_Entries_

========================

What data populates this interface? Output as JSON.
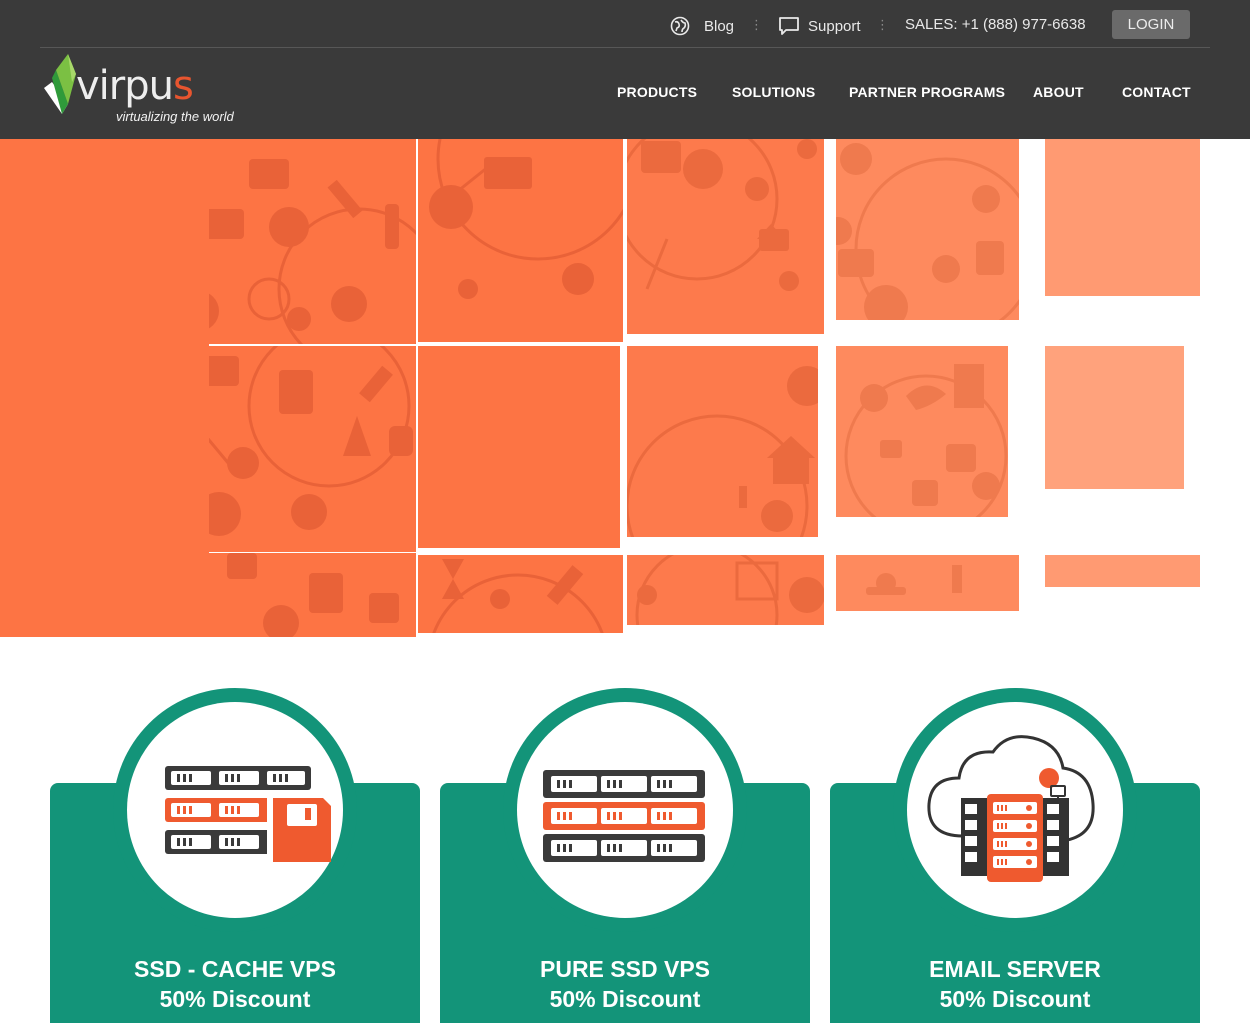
{
  "topbar": {
    "blog_label": "Blog",
    "support_label": "Support",
    "sales_label": "SALES: +1 (888) 977-6638",
    "login_label": "LOGIN",
    "separator": "⋮"
  },
  "logo": {
    "word_main": "virpu",
    "word_accent": "s",
    "tagline": "virtualizing the world"
  },
  "nav": {
    "items": [
      "PRODUCTS",
      "SOLUTIONS",
      "PARTNER PROGRAMS",
      "ABOUT",
      "CONTACT"
    ]
  },
  "colors": {
    "header_bg": "#3a3a3a",
    "accent_orange": "#fd7444",
    "card_teal": "#139479"
  },
  "icons": {
    "blog": "globe-icon",
    "support": "chat-bubble-icon",
    "card1": "server-floppy-icon",
    "card2": "server-rack-icon",
    "card3": "cloud-server-icon"
  },
  "cards": [
    {
      "title": "SSD - CACHE VPS",
      "subtitle": "50% Discount"
    },
    {
      "title": "PURE SSD VPS",
      "subtitle": "50% Discount"
    },
    {
      "title": "EMAIL SERVER",
      "subtitle": "50% Discount"
    }
  ]
}
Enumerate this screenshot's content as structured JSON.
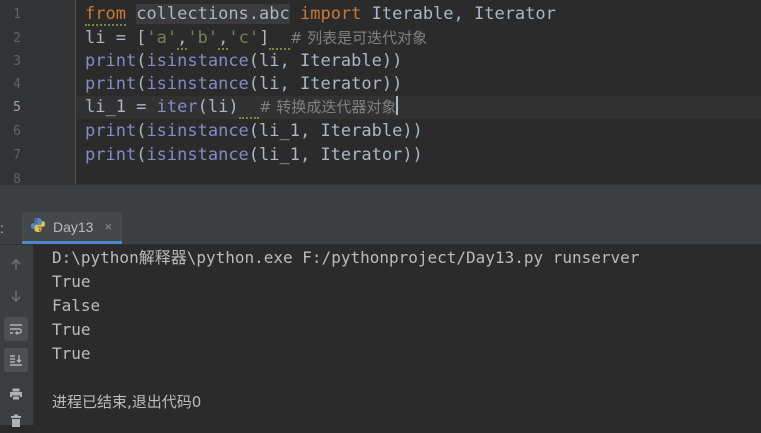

========================

_To be done_
Copy all the entries word for word. Omit any pictures.

_Correct response_
What data populates this interface? Output as JSON.
{
  "topbar": {
    "blog_label": "Blog",
    "support_label": "Support",
    "sales_label": "SALES: +1 (888) 977-6638",
    "login_label": "LOGIN",
    "separator": "⋮"
  },
  "logo": {
    "word_main": "virpu",
    "word_accent": "s",
    "tagline": "virtualizing the world"
  },
  "nav": {
    "items": [
      "PRODUCTS",
      "SOLUTIONS",
      "PARTNER PROGRAMS",
      "ABOUT",
      "CONTACT"
    ]
  },
  "colors": {
    "header_bg": "#3a3a3a",
    "accent_orange": "#fd7444",
    "card_teal": "#139479"
  },
  "icons": {
    "blog": "globe-icon",
    "support": "chat-bubble-icon",
    "card1": "server-floppy-icon",
    "card2": "server-rack-icon",
    "card3": "cloud-server-icon"
  },
  "cards": [
    {
      "title": "SSD - CACHE VPS",
      "subtitle": "50% Discount"
    },
    {
      "title": "PURE SSD VPS",
      "subtitle": "50% Discount"
    },
    {
      "title": "EMAIL SERVER",
      "subtitle": "50% Discount"
    }
  ]
}
Enumerate this screenshot's content as structured JSON.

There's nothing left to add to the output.